● Dataset rows:
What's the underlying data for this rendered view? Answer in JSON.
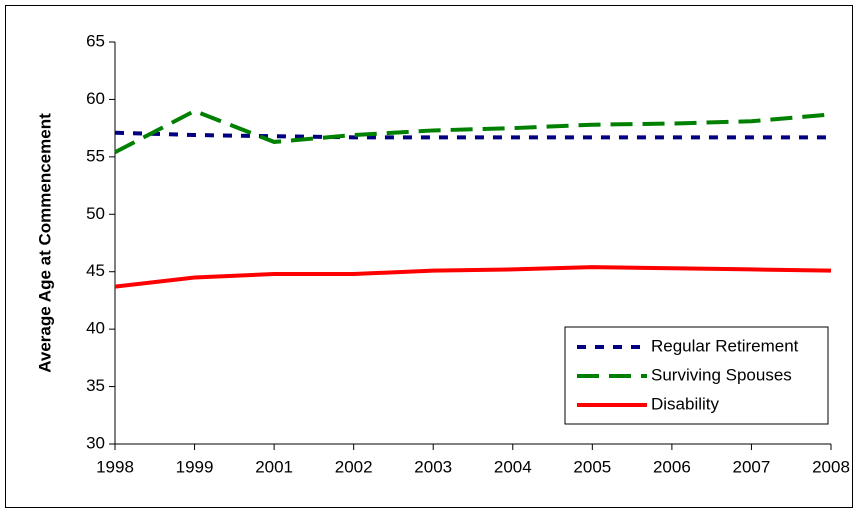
{
  "chart_data": {
    "type": "line",
    "y_label": "Average Age at Commencement",
    "categories": [
      "1998",
      "1999",
      "2001",
      "2002",
      "2003",
      "2004",
      "2005",
      "2006",
      "2007",
      "2008"
    ],
    "series": [
      {
        "name": "Regular Retirement",
        "color": "#000080",
        "style": "dotted",
        "values": [
          57.1,
          56.9,
          56.8,
          56.7,
          56.7,
          56.7,
          56.7,
          56.7,
          56.7,
          56.7
        ]
      },
      {
        "name": "Surviving Spouses",
        "color": "#008000",
        "style": "dashed",
        "values": [
          55.4,
          59.0,
          56.3,
          56.9,
          57.3,
          57.5,
          57.8,
          57.9,
          58.1,
          58.7
        ]
      },
      {
        "name": "Disability",
        "color": "#ff0000",
        "style": "solid",
        "values": [
          43.7,
          44.5,
          44.8,
          44.8,
          45.1,
          45.2,
          45.4,
          45.3,
          45.2,
          45.1
        ]
      }
    ],
    "ylim": [
      30,
      65
    ],
    "yticks": [
      30,
      35,
      40,
      45,
      50,
      55,
      60,
      65
    ],
    "grid": false,
    "legend": "lower-right"
  }
}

● Objective:
Restate the whole listing above exactly, except for its images.

● Reply to the task:
What's the underlying data for this rendered view? Answer in JSON.
{
  "chart_data": {
    "type": "line",
    "y_label": "Average Age at Commencement",
    "categories": [
      "1998",
      "1999",
      "2001",
      "2002",
      "2003",
      "2004",
      "2005",
      "2006",
      "2007",
      "2008"
    ],
    "series": [
      {
        "name": "Regular Retirement",
        "color": "#000080",
        "style": "dotted",
        "values": [
          57.1,
          56.9,
          56.8,
          56.7,
          56.7,
          56.7,
          56.7,
          56.7,
          56.7,
          56.7
        ]
      },
      {
        "name": "Surviving Spouses",
        "color": "#008000",
        "style": "dashed",
        "values": [
          55.4,
          59.0,
          56.3,
          56.9,
          57.3,
          57.5,
          57.8,
          57.9,
          58.1,
          58.7
        ]
      },
      {
        "name": "Disability",
        "color": "#ff0000",
        "style": "solid",
        "values": [
          43.7,
          44.5,
          44.8,
          44.8,
          45.1,
          45.2,
          45.4,
          45.3,
          45.2,
          45.1
        ]
      }
    ],
    "ylim": [
      30,
      65
    ],
    "yticks": [
      30,
      35,
      40,
      45,
      50,
      55,
      60,
      65
    ],
    "grid": false,
    "legend": "lower-right"
  }
}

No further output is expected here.